• [Entries taken from a collection]:

· · · · · · ·

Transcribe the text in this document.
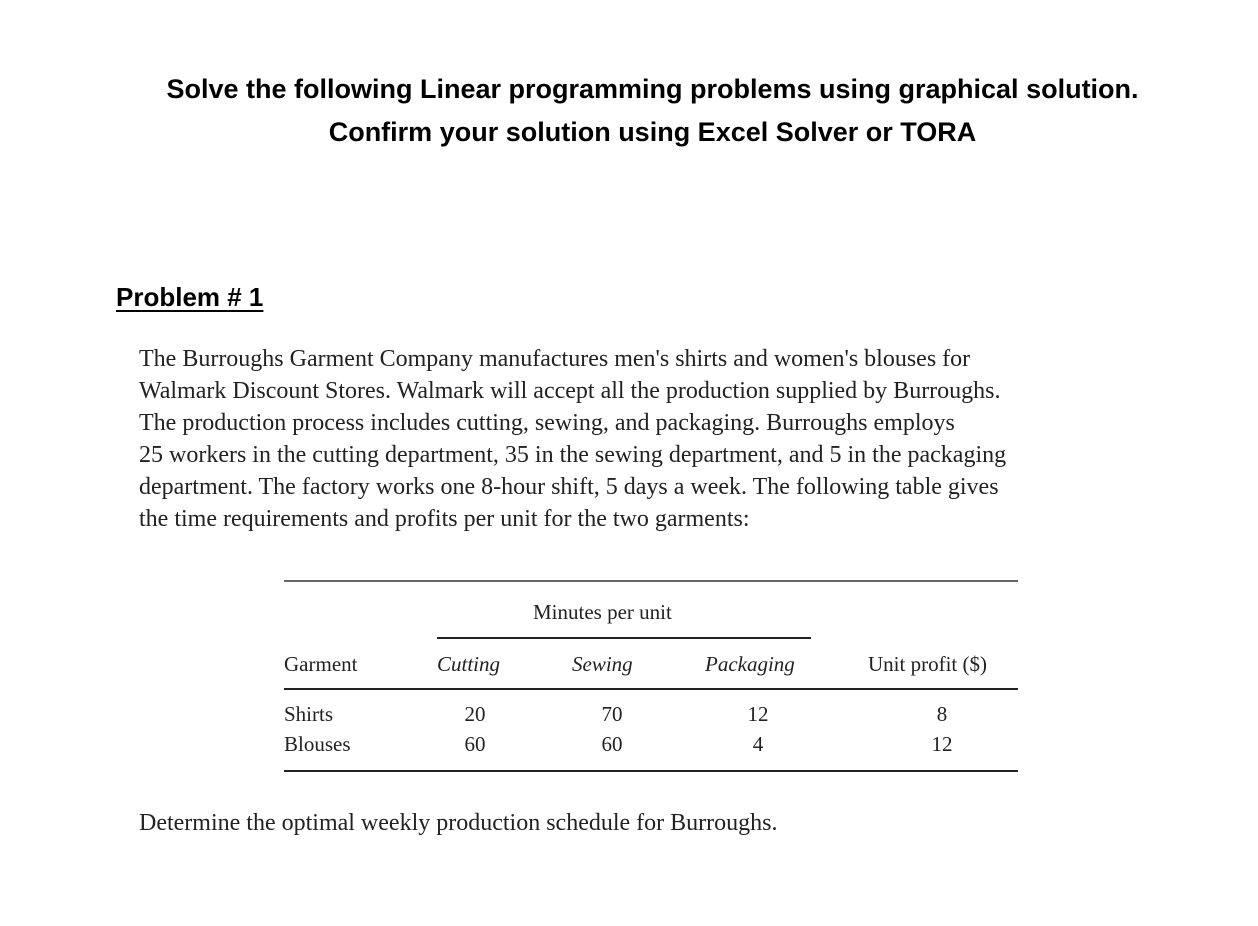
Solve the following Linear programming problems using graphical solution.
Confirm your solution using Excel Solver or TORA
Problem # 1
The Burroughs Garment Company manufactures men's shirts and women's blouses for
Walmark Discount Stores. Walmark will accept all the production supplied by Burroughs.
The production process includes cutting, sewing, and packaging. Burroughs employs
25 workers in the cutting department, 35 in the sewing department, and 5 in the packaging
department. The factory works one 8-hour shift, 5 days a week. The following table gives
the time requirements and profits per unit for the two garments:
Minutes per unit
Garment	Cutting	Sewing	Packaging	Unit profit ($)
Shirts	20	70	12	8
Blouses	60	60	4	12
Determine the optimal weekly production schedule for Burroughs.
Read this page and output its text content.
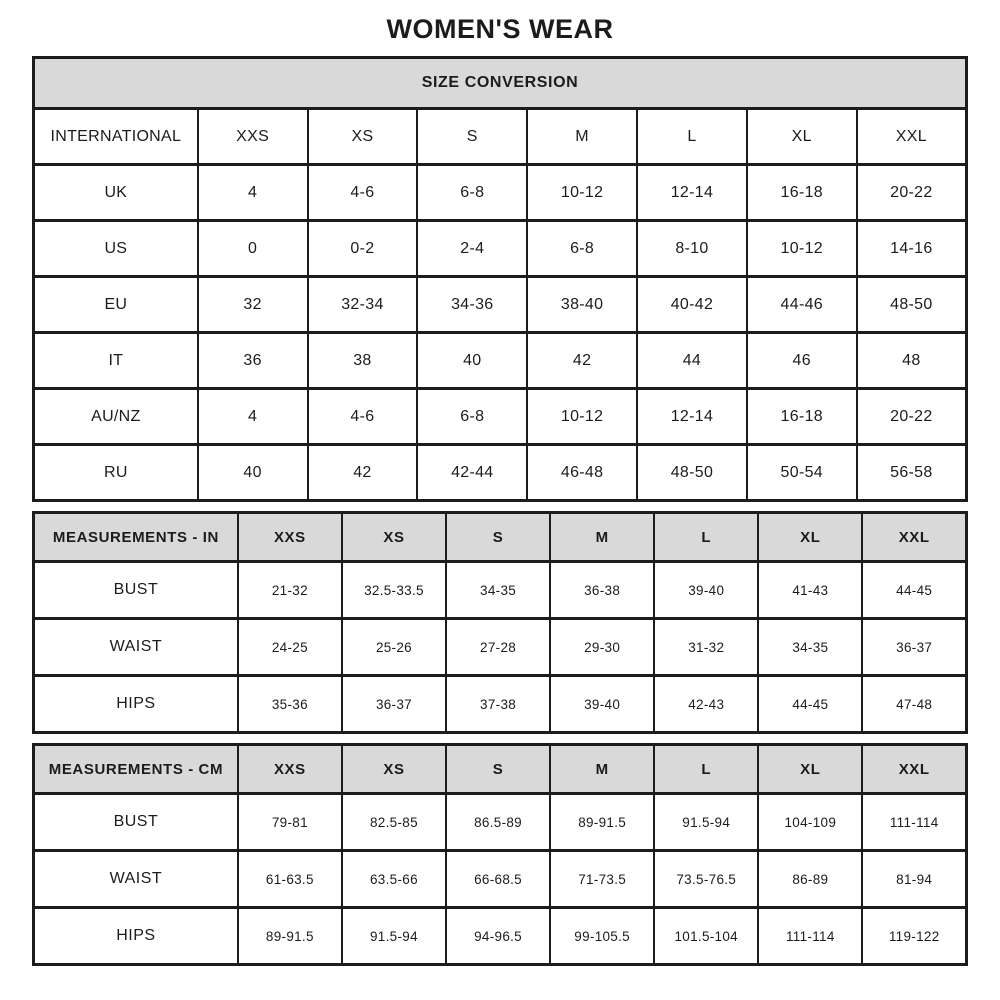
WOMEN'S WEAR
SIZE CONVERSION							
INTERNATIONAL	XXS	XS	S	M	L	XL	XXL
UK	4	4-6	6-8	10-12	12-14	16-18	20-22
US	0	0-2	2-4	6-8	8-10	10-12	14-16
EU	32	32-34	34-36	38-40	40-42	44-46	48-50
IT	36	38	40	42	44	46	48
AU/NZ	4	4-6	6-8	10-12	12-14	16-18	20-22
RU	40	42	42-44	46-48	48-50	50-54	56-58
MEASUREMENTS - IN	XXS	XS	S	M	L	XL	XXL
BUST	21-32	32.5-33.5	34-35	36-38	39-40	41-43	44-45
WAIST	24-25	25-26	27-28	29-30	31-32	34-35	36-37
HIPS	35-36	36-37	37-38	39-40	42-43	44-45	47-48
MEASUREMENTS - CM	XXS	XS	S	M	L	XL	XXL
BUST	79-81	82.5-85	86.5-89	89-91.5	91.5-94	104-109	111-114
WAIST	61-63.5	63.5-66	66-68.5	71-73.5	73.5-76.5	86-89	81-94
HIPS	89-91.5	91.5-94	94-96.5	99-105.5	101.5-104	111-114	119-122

· · · · · · ·

• [REQUIREMENT]:
Do not include the images; transcribe the rest of the listing exactly.

• [TASK RESULT]:
Transcribe the text in this document.
Solve the following Linear programming problems using graphical solution.
Confirm your solution using Excel Solver or TORA
Problem # 1
The Burroughs Garment Company manufactures men's shirts and women's blouses for
Walmark Discount Stores. Walmark will accept all the production supplied by Burroughs.
The production process includes cutting, sewing, and packaging. Burroughs employs
25 workers in the cutting department, 35 in the sewing department, and 5 in the packaging
department. The factory works one 8-hour shift, 5 days a week. The following table gives
the time requirements and profits per unit for the two garments:
Minutes per unit
Garment	Cutting	Sewing	Packaging	Unit profit ($)
Shirts	20	70	12	8
Blouses	60	60	4	12
Determine the optimal weekly production schedule for Burroughs.
Read this page and output its text content.
WOMEN'S WEAR
SIZE CONVERSION							
INTERNATIONAL	XXS	XS	S	M	L	XL	XXL
UK	4	4-6	6-8	10-12	12-14	16-18	20-22
US	0	0-2	2-4	6-8	8-10	10-12	14-16
EU	32	32-34	34-36	38-40	40-42	44-46	48-50
IT	36	38	40	42	44	46	48
AU/NZ	4	4-6	6-8	10-12	12-14	16-18	20-22
RU	40	42	42-44	46-48	48-50	50-54	56-58
MEASUREMENTS - IN	XXS	XS	S	M	L	XL	XXL
BUST	21-32	32.5-33.5	34-35	36-38	39-40	41-43	44-45
WAIST	24-25	25-26	27-28	29-30	31-32	34-35	36-37
HIPS	35-36	36-37	37-38	39-40	42-43	44-45	47-48
MEASUREMENTS - CM	XXS	XS	S	M	L	XL	XXL
BUST	79-81	82.5-85	86.5-89	89-91.5	91.5-94	104-109	111-114
WAIST	61-63.5	63.5-66	66-68.5	71-73.5	73.5-76.5	86-89	81-94
HIPS	89-91.5	91.5-94	94-96.5	99-105.5	101.5-104	111-114	119-122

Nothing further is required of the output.